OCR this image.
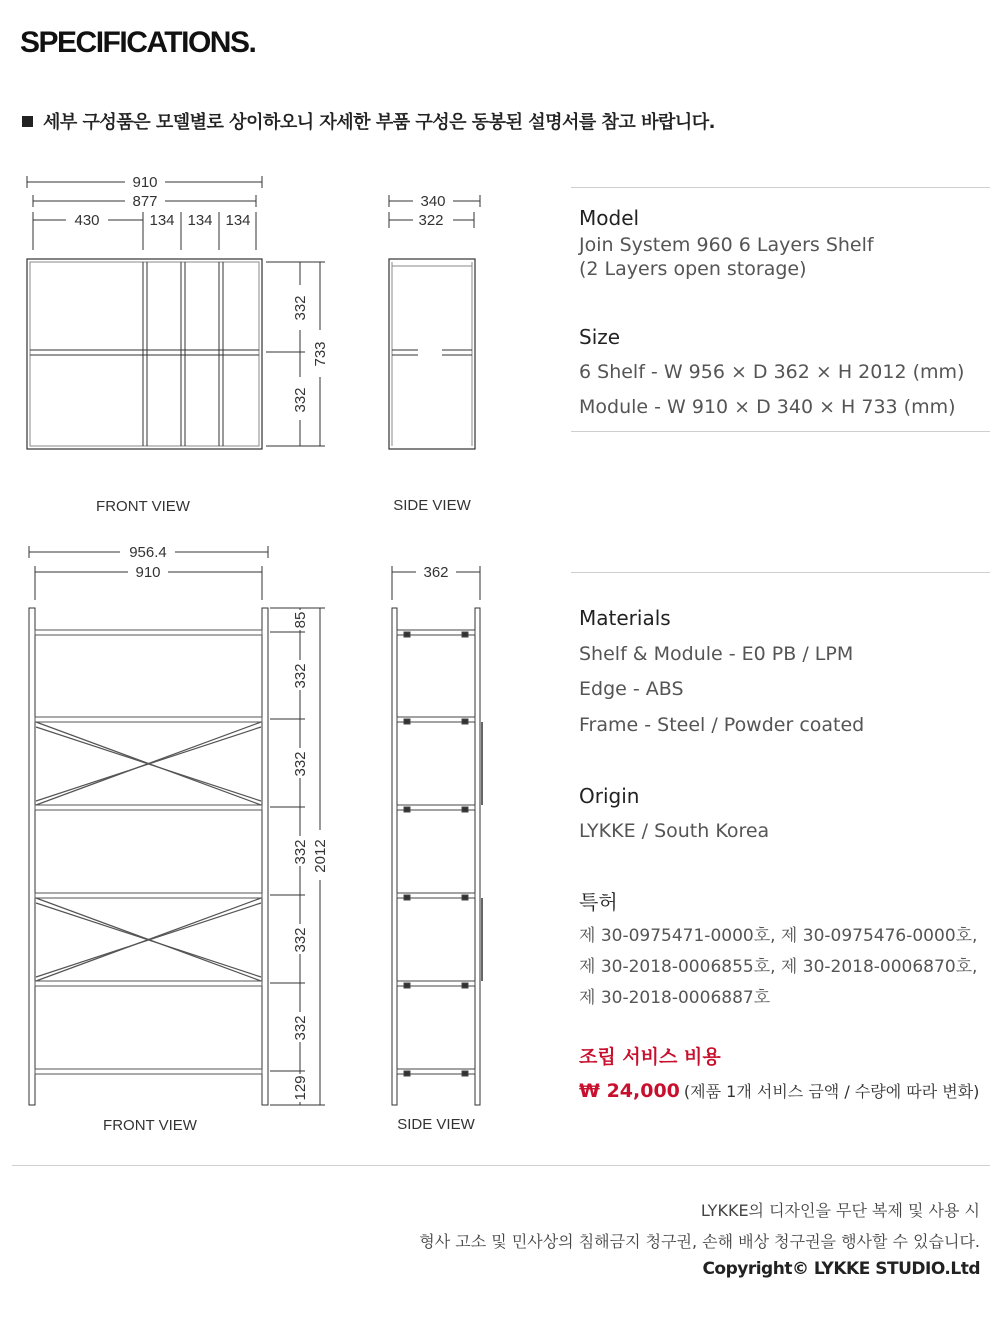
SPECIFICATIONS.
세부 구성품은 모델별로 상이하오니 자세한 부품 구성은 동봉된 설명서를 참고 바랍니다.
910
877
430	134 134 134
332
332
733
FRONT VIEW
340
322
SIDE VIEW
956.4
910
85
332
332
332
332
332
129
2012
FRONT VIEW
362
SIDE VIEW
Model
Join System 960 6 Layers Shelf
(2 Layers open storage)
Size
6 Shelf - W 956 × D 362 × H 2012 (mm)
Module - W 910 × D 340 × H 733 (mm)
Materials
Shelf & Module - E0 PB / LPM
Edge - ABS
Frame - Steel / Powder coated
Origin
LYKKE / South Korea
특허
제 30-0975471-0000호, 제 30-0975476-0000호,
제 30-2018-0006855호, 제 30-2018-0006870호,
제 30-2018-0006887호
조립 서비스 비용
₩ 24,000 (제품 1개 서비스 금액 / 수량에 따라 변화)
LYKKE의 디자인을 무단 복제 및 사용 시
형사 고소 및 민사상의 침해금지 청구권, 손해 배상 청구권을 행사할 수 있습니다.
Copyright© LYKKE STUDIO.Ltd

------------------------------------------------------------------------

:: EXERCISE TASK ::
Leave out all images, then reproduce the entries above exactly.

:: RESPONSE ::
OCR this image.
SPECIFICATIONS.
세부 구성품은 모델별로 상이하오니 자세한 부품 구성은 동봉된 설명서를 참고 바랍니다.
910
877
430	134 134 134
332
332
733
FRONT VIEW
340
322
SIDE VIEW
956.4
910
85
332
332
332
332
332
129
2012
FRONT VIEW
362
SIDE VIEW
Model
Join System 960 6 Layers Shelf
(2 Layers open storage)
Size
6 Shelf - W 956 × D 362 × H 2012 (mm)
Module - W 910 × D 340 × H 733 (mm)
Materials
Shelf & Module - E0 PB / LPM
Edge - ABS
Frame - Steel / Powder coated
Origin
LYKKE / South Korea
특허
제 30-0975471-0000호, 제 30-0975476-0000호,
제 30-2018-0006855호, 제 30-2018-0006870호,
제 30-2018-0006887호
조립 서비스 비용
₩ 24,000 (제품 1개 서비스 금액 / 수량에 따라 변화)
LYKKE의 디자인을 무단 복제 및 사용 시
형사 고소 및 민사상의 침해금지 청구권, 손해 배상 청구권을 행사할 수 있습니다.
Copyright© LYKKE STUDIO.Ltd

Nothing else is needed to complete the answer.